Aim:
Each entry below is to be duplicated verbatim.

Records to process:

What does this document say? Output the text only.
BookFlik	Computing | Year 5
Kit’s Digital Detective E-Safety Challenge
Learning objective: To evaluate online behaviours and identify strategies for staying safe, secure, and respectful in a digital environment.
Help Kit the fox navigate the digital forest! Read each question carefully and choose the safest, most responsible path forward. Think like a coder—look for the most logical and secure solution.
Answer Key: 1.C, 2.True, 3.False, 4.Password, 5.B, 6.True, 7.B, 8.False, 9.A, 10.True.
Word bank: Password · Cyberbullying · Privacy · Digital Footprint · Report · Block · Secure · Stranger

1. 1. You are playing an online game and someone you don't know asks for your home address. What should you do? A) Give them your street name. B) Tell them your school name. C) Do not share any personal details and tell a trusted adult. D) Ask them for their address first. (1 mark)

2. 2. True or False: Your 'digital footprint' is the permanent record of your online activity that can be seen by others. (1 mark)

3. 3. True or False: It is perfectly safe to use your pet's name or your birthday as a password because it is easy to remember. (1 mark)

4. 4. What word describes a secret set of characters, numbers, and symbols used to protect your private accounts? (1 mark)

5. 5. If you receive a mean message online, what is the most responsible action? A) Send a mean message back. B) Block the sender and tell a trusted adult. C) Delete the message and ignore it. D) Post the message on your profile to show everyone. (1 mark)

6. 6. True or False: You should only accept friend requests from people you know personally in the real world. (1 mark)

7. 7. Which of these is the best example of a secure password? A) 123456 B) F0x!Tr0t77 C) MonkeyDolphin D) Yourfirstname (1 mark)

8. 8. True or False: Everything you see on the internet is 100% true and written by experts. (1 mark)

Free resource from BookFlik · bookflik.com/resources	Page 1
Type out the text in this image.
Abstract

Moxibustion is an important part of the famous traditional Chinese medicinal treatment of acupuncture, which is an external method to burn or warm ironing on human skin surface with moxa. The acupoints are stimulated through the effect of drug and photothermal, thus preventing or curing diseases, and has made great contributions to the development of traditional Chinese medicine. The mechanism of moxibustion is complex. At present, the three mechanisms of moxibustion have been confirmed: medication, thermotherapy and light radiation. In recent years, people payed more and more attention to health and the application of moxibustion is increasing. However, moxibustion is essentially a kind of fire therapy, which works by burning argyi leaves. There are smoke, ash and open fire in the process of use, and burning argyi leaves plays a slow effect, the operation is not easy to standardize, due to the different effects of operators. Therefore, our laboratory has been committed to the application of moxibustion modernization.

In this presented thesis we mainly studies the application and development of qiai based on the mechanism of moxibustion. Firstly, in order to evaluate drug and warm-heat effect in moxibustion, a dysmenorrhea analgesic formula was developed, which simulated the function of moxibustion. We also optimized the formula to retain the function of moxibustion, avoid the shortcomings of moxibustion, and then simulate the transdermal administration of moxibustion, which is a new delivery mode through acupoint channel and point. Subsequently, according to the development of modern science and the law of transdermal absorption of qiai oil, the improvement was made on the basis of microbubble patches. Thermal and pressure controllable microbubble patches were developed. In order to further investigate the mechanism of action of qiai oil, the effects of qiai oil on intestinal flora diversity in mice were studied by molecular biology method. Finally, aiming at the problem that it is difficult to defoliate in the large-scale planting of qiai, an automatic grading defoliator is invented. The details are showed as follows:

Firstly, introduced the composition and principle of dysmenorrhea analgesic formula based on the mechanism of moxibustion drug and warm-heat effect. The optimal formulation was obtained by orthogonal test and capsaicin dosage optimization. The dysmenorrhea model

Response:
What does this document say? Output the text only.
BookFlik	Computing | Year 5
Kit’s Digital Detective E-Safety Challenge
Learning objective: To evaluate online behaviours and identify strategies for staying safe, secure, and respectful in a digital environment.
Help Kit the fox navigate the digital forest! Read each question carefully and choose the safest, most responsible path forward. Think like a coder—look for the most logical and secure solution.
Answer Key: 1.C, 2.True, 3.False, 4.Password, 5.B, 6.True, 7.B, 8.False, 9.A, 10.True.
Word bank: Password · Cyberbullying · Privacy · Digital Footprint · Report · Block · Secure · Stranger

1. 1. You are playing an online game and someone you don't know asks for your home address. What should you do? A) Give them your street name. B) Tell them your school name. C) Do not share any personal details and tell a trusted adult. D) Ask them for their address first. (1 mark)

2. 2. True or False: Your 'digital footprint' is the permanent record of your online activity that can be seen by others. (1 mark)

3. 3. True or False: It is perfectly safe to use your pet's name or your birthday as a password because it is easy to remember. (1 mark)

4. 4. What word describes a secret set of characters, numbers, and symbols used to protect your private accounts? (1 mark)

5. 5. If you receive a mean message online, what is the most responsible action? A) Send a mean message back. B) Block the sender and tell a trusted adult. C) Delete the message and ignore it. D) Post the message on your profile to show everyone. (1 mark)

6. 6. True or False: You should only accept friend requests from people you know personally in the real world. (1 mark)

7. 7. Which of these is the best example of a secure password? A) 123456 B) F0x!Tr0t77 C) MonkeyDolphin D) Yourfirstname (1 mark)

8. 8. True or False: Everything you see on the internet is 100% true and written by experts. (1 mark)

Free resource from BookFlik · bookflik.com/resources	Page 1
Type out the text in this image.
Abstract

Moxibustion is an important part of the famous traditional Chinese medicinal treatment of acupuncture, which is an external method to burn or warm ironing on human skin surface with moxa. The acupoints are stimulated through the effect of drug and photothermal, thus preventing or curing diseases, and has made great contributions to the development of traditional Chinese medicine. The mechanism of moxibustion is complex. At present, the three mechanisms of moxibustion have been confirmed: medication, thermotherapy and light radiation. In recent years, people payed more and more attention to health and the application of moxibustion is increasing. However, moxibustion is essentially a kind of fire therapy, which works by burning argyi leaves. There are smoke, ash and open fire in the process of use, and burning argyi leaves plays a slow effect, the operation is not easy to standardize, due to the different effects of operators. Therefore, our laboratory has been committed to the application of moxibustion modernization.

In this presented thesis we mainly studies the application and development of qiai based on the mechanism of moxibustion. Firstly, in order to evaluate drug and warm-heat effect in moxibustion, a dysmenorrhea analgesic formula was developed, which simulated the function of moxibustion. We also optimized the formula to retain the function of moxibustion, avoid the shortcomings of moxibustion, and then simulate the transdermal administration of moxibustion, which is a new delivery mode through acupoint channel and point. Subsequently, according to the development of modern science and the law of transdermal absorption of qiai oil, the improvement was made on the basis of microbubble patches. Thermal and pressure controllable microbubble patches were developed. In order to further investigate the mechanism of action of qiai oil, the effects of qiai oil on intestinal flora diversity in mice were studied by molecular biology method. Finally, aiming at the problem that it is difficult to defoliate in the large-scale planting of qiai, an automatic grading defoliator is invented. The details are showed as follows:

Firstly, introduced the composition and principle of dysmenorrhea analgesic formula based on the mechanism of moxibustion drug and warm-heat effect. The optimal formulation was obtained by orthogonal test and capsaicin dosage optimization. The dysmenorrhea model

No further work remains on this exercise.